*EXERCISE INSTRUCTIONS*. Your task is to transcribe all the entries exactly, excluding pictures.

[begin RECORDS FOR PROCESSING]

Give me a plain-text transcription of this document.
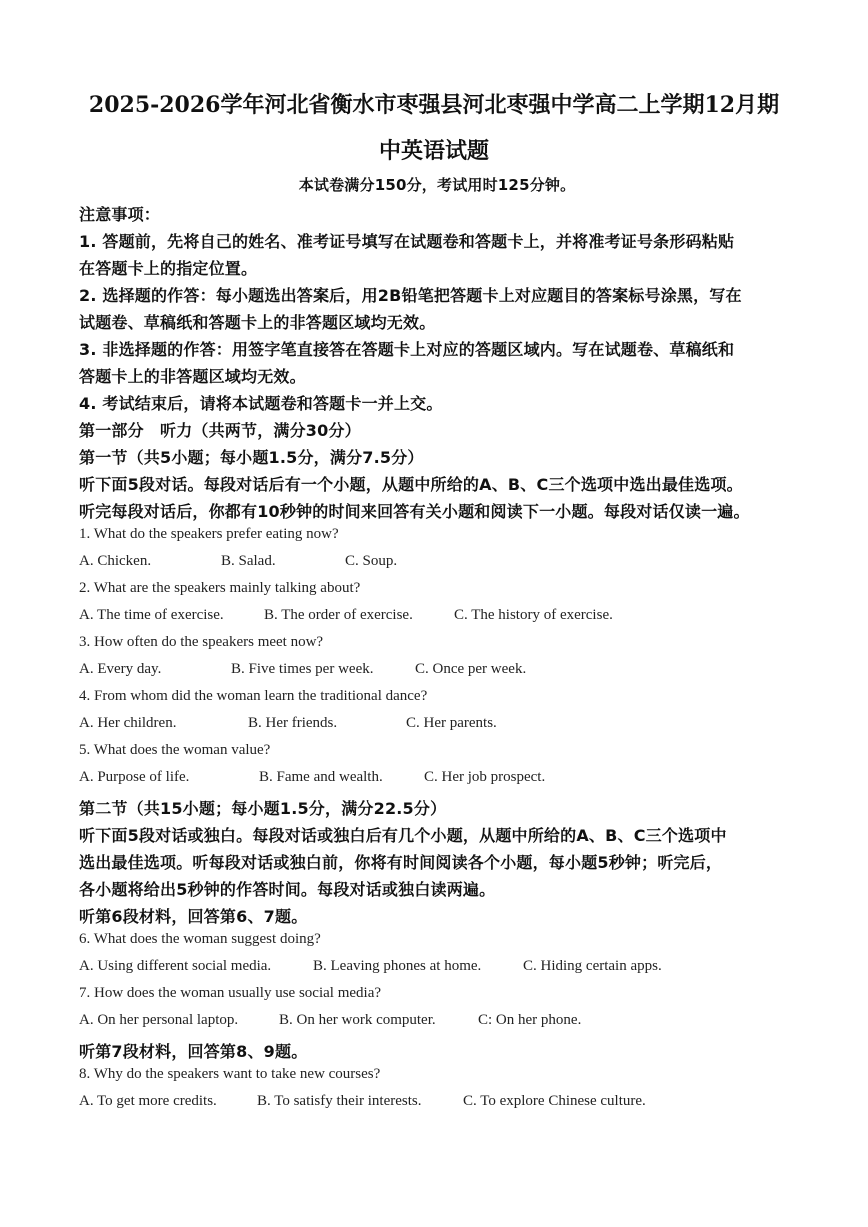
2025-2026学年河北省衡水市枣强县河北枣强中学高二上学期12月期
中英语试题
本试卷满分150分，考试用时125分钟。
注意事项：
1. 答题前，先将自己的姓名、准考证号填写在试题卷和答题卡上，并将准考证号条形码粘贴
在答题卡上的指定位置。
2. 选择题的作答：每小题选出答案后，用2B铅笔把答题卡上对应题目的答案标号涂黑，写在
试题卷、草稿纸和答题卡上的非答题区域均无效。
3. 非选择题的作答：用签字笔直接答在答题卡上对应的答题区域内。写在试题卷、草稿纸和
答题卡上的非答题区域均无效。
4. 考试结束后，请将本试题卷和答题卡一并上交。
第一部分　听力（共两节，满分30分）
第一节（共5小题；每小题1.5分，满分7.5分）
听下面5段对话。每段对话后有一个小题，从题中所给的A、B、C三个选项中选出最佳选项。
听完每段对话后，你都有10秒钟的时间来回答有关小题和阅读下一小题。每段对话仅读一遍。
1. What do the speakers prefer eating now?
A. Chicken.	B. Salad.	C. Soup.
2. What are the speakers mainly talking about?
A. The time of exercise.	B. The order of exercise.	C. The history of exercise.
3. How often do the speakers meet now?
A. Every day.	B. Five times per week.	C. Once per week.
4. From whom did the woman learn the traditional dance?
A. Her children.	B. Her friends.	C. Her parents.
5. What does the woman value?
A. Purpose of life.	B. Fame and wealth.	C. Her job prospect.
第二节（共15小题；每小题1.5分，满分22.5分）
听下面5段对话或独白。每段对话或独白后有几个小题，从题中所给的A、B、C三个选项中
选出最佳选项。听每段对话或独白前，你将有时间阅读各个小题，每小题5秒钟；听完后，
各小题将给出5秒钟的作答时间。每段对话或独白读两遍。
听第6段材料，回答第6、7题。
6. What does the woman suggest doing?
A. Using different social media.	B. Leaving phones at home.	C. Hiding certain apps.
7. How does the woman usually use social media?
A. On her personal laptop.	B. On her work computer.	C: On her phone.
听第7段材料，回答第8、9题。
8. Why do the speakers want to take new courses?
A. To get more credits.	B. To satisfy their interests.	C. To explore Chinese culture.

[end RECORDS FOR PROCESSING]

*FINISHED TASK*.
Give me a plain-text transcription of this document.
2025-2026学年河北省衡水市枣强县河北枣强中学高二上学期12月期
中英语试题
本试卷满分150分，考试用时125分钟。
注意事项：
1. 答题前，先将自己的姓名、准考证号填写在试题卷和答题卡上，并将准考证号条形码粘贴
在答题卡上的指定位置。
2. 选择题的作答：每小题选出答案后，用2B铅笔把答题卡上对应题目的答案标号涂黑，写在
试题卷、草稿纸和答题卡上的非答题区域均无效。
3. 非选择题的作答：用签字笔直接答在答题卡上对应的答题区域内。写在试题卷、草稿纸和
答题卡上的非答题区域均无效。
4. 考试结束后，请将本试题卷和答题卡一并上交。
第一部分　听力（共两节，满分30分）
第一节（共5小题；每小题1.5分，满分7.5分）
听下面5段对话。每段对话后有一个小题，从题中所给的A、B、C三个选项中选出最佳选项。
听完每段对话后，你都有10秒钟的时间来回答有关小题和阅读下一小题。每段对话仅读一遍。
1. What do the speakers prefer eating now?
A. Chicken.	B. Salad.	C. Soup.
2. What are the speakers mainly talking about?
A. The time of exercise.	B. The order of exercise.	C. The history of exercise.
3. How often do the speakers meet now?
A. Every day.	B. Five times per week.	C. Once per week.
4. From whom did the woman learn the traditional dance?
A. Her children.	B. Her friends.	C. Her parents.
5. What does the woman value?
A. Purpose of life.	B. Fame and wealth.	C. Her job prospect.
第二节（共15小题；每小题1.5分，满分22.5分）
听下面5段对话或独白。每段对话或独白后有几个小题，从题中所给的A、B、C三个选项中
选出最佳选项。听每段对话或独白前，你将有时间阅读各个小题，每小题5秒钟；听完后，
各小题将给出5秒钟的作答时间。每段对话或独白读两遍。
听第6段材料，回答第6、7题。
6. What does the woman suggest doing?
A. Using different social media.	B. Leaving phones at home.	C. Hiding certain apps.
7. How does the woman usually use social media?
A. On her personal laptop.	B. On her work computer.	C: On her phone.
听第7段材料，回答第8、9题。
8. Why do the speakers want to take new courses?
A. To get more credits.	B. To satisfy their interests.	C. To explore Chinese culture.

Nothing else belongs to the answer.